:: DATASET RECORDS

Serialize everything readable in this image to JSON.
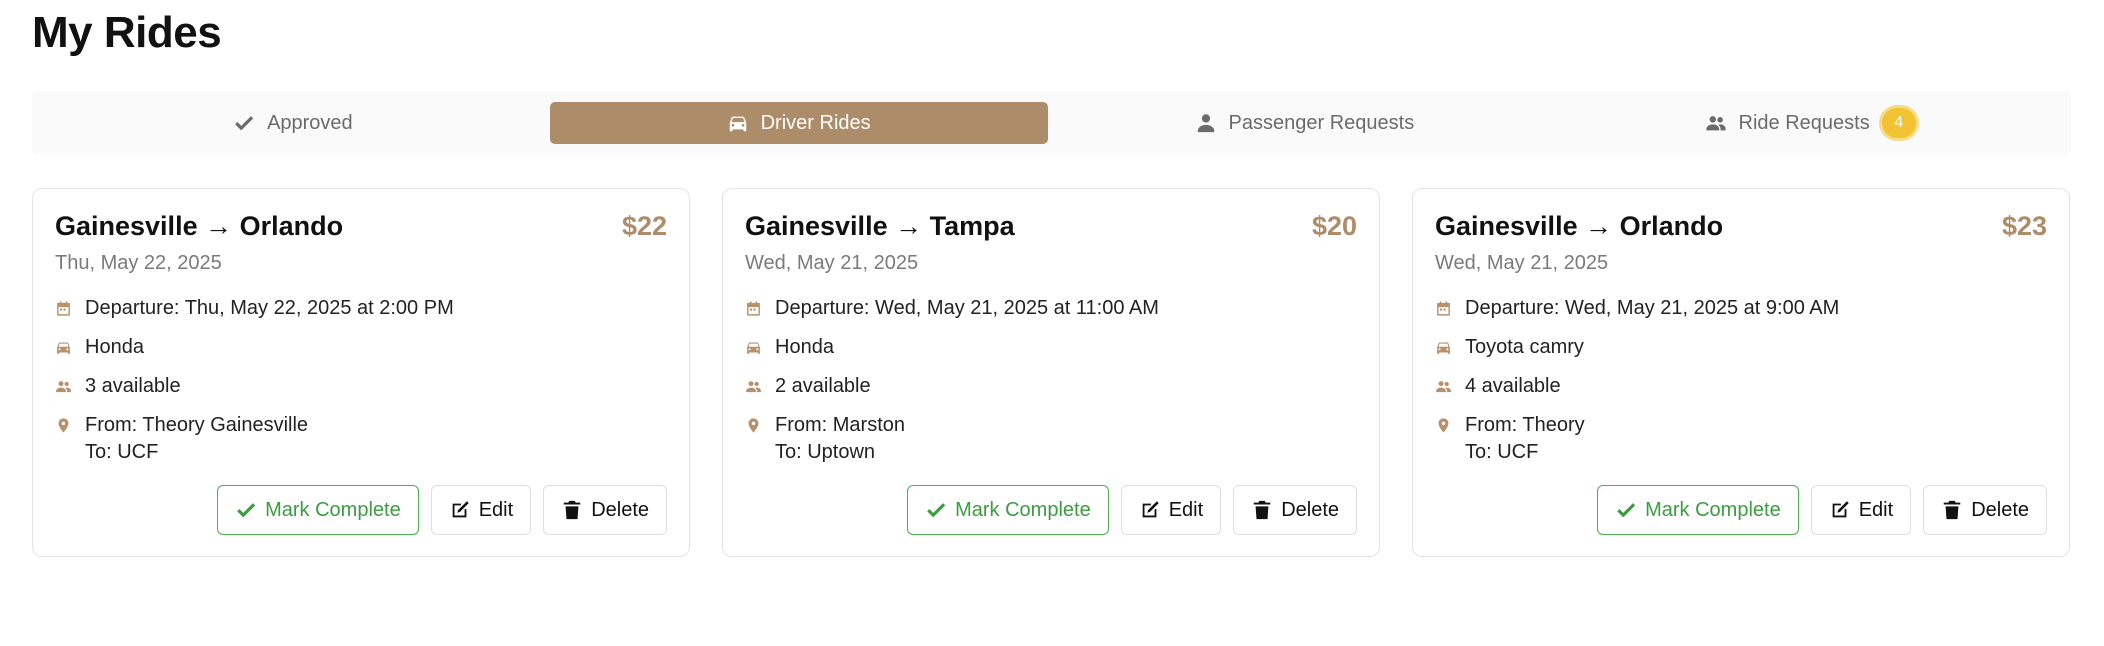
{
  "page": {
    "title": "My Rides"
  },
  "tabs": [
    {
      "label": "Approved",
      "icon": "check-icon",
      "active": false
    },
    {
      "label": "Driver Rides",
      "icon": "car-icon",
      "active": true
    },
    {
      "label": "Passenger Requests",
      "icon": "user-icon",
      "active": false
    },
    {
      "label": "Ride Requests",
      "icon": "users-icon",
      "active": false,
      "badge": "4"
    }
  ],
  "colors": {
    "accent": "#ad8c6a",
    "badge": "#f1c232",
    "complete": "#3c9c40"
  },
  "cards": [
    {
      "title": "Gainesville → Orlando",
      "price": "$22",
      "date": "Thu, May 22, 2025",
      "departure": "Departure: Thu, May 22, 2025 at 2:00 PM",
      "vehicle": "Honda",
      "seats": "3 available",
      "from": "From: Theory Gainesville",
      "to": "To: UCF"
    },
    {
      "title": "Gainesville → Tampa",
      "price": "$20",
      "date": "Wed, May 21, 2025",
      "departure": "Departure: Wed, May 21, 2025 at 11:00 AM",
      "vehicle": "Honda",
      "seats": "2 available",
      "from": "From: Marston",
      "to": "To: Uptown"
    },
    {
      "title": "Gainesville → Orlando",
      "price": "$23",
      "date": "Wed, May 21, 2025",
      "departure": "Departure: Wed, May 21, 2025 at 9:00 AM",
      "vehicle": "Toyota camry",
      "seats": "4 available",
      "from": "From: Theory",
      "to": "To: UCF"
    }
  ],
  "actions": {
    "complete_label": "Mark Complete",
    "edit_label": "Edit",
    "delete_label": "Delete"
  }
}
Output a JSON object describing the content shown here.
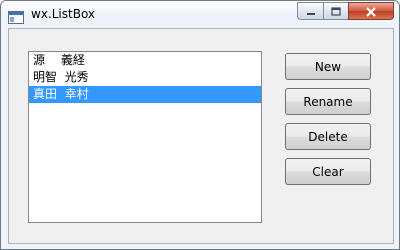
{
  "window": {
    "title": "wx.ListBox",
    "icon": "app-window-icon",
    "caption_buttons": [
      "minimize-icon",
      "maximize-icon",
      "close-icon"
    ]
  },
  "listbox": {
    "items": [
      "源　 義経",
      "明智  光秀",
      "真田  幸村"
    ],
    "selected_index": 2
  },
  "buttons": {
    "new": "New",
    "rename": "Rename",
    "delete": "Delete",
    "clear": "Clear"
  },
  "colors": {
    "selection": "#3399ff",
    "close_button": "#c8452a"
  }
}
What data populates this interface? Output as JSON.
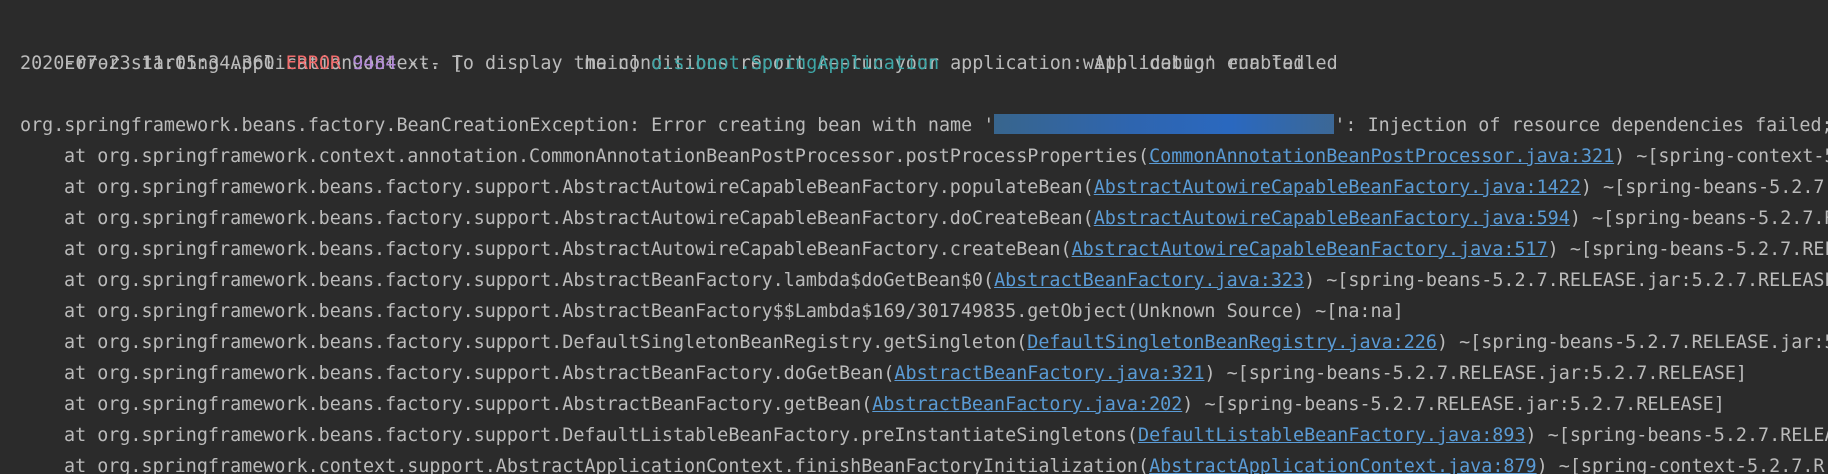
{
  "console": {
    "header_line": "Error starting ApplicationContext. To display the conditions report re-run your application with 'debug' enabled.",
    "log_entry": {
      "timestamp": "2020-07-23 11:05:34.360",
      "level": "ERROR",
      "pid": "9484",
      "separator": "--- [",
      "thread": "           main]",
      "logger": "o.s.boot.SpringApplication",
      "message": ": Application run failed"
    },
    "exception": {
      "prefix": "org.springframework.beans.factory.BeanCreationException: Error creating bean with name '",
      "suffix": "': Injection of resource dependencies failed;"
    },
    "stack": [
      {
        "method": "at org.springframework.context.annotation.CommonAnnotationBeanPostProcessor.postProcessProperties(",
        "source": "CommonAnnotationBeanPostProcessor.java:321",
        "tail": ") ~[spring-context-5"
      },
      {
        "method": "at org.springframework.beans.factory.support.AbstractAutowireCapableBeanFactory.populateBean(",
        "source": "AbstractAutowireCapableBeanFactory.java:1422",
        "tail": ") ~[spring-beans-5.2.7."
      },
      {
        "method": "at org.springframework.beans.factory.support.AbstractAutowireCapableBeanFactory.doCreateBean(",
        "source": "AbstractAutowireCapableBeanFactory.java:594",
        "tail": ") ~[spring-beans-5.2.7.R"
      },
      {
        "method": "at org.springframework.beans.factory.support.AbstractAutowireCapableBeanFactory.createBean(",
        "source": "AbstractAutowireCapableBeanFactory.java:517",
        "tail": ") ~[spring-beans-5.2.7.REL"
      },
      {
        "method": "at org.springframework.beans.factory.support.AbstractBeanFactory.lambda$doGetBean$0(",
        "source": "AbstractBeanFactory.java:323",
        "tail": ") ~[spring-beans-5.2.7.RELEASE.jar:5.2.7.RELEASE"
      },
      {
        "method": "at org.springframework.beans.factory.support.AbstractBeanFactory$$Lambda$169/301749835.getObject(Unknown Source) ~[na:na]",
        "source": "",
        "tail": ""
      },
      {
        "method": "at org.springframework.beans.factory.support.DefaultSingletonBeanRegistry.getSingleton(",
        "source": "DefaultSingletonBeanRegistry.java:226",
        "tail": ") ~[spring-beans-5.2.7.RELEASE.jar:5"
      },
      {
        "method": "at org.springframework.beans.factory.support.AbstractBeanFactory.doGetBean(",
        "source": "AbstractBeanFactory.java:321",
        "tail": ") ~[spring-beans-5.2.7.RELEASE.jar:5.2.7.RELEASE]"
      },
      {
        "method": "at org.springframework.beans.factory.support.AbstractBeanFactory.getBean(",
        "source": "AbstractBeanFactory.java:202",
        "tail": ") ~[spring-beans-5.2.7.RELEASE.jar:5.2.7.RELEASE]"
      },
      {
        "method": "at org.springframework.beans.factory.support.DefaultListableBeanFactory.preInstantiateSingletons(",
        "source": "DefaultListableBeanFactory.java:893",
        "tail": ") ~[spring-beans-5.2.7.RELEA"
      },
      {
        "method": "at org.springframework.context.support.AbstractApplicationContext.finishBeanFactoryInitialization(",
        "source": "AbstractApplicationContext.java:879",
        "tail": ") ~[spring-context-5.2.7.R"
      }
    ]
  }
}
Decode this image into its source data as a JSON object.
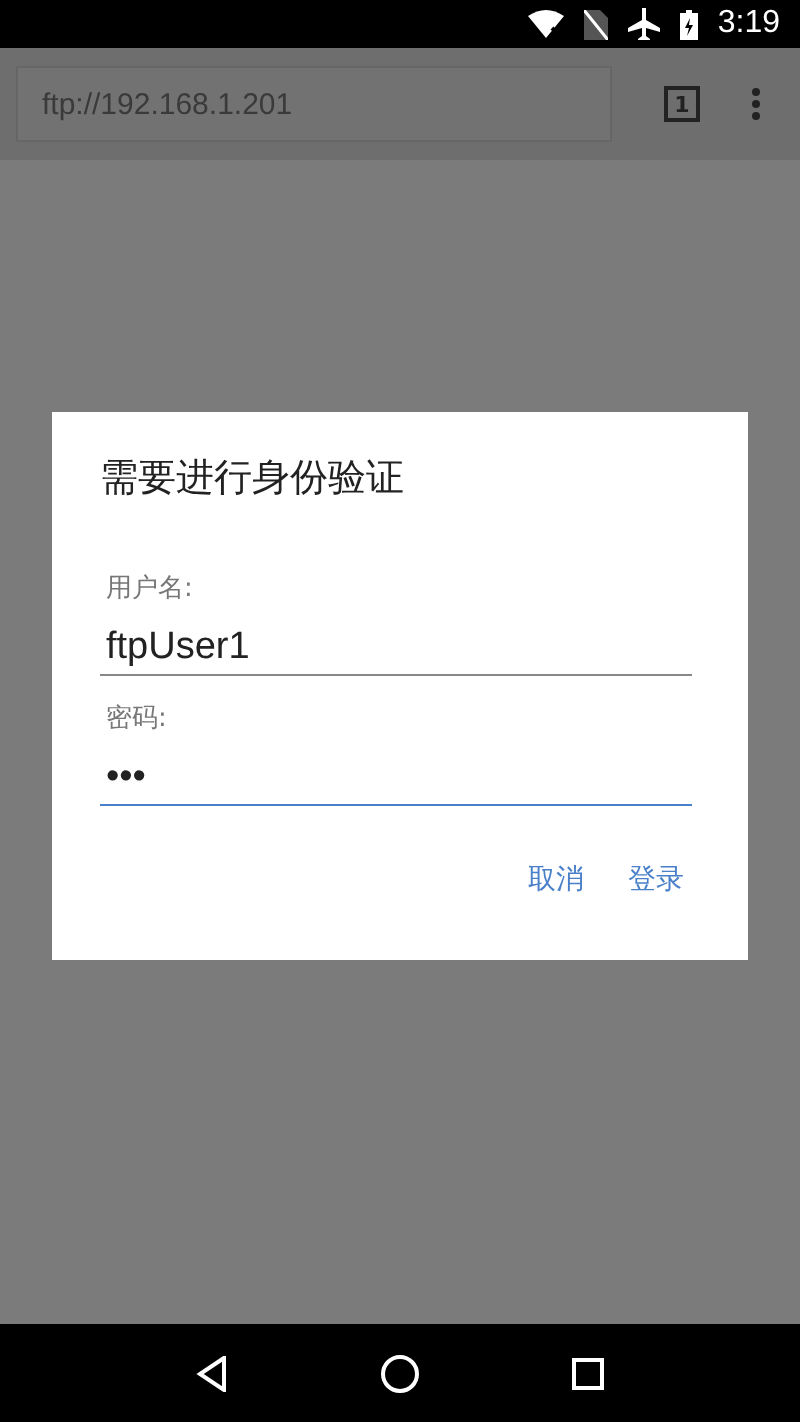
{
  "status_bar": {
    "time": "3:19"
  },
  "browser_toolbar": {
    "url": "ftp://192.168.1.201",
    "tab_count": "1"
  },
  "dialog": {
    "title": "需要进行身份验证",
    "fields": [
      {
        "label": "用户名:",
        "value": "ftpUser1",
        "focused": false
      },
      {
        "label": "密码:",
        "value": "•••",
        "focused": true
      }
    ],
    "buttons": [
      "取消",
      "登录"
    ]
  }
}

::::

» DIRECTION
Say how many lines contain the string "title", giving nothing but the count.

» COMPLETED TASK
6